### SHORT TASK
Scan the data below for the string "timestamp". Copy every line where it appears.

Data excerpts:
[start]
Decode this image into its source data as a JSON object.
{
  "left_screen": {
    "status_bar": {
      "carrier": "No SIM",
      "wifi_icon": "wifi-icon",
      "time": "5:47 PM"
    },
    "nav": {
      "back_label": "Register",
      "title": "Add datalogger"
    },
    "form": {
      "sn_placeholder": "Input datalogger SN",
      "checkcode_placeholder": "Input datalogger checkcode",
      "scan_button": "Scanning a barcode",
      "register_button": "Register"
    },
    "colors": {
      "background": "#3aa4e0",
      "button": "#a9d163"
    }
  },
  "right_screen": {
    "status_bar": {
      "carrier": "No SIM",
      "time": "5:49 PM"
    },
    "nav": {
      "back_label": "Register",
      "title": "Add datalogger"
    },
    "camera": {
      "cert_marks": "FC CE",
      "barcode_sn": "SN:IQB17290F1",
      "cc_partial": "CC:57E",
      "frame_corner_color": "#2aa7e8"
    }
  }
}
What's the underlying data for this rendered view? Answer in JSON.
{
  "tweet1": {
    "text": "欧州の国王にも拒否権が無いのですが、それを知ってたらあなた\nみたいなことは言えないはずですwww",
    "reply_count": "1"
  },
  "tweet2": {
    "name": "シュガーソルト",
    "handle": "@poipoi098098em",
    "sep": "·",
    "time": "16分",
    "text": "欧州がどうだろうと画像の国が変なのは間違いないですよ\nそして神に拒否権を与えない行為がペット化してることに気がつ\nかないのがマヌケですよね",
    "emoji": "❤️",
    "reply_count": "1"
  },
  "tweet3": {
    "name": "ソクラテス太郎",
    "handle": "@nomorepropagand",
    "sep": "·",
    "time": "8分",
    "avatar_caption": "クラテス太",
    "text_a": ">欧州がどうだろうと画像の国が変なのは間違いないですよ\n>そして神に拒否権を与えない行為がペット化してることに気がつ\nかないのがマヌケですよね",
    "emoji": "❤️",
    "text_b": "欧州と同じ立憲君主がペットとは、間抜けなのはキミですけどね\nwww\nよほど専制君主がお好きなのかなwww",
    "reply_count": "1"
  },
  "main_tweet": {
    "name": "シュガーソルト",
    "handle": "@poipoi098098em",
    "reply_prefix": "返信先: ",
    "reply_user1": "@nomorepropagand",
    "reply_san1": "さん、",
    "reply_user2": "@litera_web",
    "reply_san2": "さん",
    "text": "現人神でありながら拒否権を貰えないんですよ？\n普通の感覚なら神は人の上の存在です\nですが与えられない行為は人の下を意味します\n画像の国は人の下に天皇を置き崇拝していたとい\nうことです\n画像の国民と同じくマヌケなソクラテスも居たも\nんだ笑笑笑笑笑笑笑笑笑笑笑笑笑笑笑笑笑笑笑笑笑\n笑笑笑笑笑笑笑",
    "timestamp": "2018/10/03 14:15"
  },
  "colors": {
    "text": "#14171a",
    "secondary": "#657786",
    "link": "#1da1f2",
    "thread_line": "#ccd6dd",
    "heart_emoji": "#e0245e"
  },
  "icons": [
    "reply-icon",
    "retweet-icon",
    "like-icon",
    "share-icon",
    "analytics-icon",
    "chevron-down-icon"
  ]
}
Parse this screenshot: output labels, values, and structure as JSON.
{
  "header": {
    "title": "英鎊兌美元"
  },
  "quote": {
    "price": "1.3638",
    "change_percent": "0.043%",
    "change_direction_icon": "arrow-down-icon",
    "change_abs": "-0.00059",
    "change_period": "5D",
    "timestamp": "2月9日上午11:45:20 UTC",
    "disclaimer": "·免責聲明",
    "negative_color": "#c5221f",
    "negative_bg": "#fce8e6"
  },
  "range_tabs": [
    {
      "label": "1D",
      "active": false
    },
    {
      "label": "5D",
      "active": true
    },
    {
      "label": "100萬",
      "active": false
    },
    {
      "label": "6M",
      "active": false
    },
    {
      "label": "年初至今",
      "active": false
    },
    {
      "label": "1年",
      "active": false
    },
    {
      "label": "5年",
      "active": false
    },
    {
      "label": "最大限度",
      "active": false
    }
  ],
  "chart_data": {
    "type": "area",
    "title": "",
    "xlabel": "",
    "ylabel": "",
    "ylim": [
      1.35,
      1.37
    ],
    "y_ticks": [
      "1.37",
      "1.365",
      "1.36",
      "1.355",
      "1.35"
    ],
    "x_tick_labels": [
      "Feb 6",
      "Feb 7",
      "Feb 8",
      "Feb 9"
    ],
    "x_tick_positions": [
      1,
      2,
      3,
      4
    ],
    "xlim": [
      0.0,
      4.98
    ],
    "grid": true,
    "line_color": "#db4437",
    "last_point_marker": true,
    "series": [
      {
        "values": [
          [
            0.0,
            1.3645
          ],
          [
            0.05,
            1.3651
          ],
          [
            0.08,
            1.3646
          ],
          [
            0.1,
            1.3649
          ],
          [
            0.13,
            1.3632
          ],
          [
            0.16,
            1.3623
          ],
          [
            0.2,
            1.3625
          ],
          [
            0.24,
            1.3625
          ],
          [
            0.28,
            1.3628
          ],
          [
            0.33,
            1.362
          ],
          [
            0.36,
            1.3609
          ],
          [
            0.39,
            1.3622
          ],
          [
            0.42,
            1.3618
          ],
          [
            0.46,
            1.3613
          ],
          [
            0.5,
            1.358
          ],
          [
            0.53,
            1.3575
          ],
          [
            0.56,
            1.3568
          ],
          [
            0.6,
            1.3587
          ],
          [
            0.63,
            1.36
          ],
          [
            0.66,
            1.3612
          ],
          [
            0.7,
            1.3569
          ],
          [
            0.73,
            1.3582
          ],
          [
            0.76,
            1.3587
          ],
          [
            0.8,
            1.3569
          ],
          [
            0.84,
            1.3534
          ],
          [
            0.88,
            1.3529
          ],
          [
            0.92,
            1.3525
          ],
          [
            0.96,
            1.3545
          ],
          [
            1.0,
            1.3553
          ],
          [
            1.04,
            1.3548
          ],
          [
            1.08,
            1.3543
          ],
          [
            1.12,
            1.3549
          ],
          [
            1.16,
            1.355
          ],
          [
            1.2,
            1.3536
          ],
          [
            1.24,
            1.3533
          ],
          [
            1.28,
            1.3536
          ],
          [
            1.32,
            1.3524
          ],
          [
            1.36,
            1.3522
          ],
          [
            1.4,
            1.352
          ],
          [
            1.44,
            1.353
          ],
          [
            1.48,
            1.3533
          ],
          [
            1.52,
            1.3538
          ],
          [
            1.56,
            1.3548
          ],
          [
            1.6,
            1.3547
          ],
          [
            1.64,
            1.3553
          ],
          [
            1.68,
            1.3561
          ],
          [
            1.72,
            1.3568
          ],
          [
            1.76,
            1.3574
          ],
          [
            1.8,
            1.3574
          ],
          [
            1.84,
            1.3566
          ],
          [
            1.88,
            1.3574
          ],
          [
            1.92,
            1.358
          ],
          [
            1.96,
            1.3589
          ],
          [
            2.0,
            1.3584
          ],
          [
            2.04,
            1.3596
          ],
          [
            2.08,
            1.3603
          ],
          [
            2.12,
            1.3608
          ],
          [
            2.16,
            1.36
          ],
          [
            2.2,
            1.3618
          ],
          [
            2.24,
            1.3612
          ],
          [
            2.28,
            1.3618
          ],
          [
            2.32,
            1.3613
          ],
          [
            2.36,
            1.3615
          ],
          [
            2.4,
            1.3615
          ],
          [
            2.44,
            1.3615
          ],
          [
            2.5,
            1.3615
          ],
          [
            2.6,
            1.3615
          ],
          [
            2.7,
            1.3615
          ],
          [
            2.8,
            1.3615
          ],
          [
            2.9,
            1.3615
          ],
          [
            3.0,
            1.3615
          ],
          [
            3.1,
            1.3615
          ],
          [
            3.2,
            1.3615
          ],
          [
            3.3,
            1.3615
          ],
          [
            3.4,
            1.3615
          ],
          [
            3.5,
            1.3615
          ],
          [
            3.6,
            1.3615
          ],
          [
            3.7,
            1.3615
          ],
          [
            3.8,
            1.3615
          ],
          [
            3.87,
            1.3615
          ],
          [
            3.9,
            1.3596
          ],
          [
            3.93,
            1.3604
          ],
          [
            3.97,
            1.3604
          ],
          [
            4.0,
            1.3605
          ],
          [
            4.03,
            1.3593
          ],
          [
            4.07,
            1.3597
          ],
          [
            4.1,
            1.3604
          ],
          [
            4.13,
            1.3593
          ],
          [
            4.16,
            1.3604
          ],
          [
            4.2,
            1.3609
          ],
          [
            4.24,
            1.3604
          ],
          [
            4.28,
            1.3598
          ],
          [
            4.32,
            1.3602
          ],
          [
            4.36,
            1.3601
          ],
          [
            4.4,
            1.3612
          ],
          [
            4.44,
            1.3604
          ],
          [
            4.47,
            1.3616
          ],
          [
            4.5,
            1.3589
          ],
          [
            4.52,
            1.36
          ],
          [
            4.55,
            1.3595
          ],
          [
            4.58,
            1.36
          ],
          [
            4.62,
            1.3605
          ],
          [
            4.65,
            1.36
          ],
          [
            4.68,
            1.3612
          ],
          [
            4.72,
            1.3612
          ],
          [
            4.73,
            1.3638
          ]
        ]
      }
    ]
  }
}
[end]
### IN RESPONSE
    "timestamp": "2018/10/03 14:15"
    "timestamp": "2月9日上午11:45:20 UTC",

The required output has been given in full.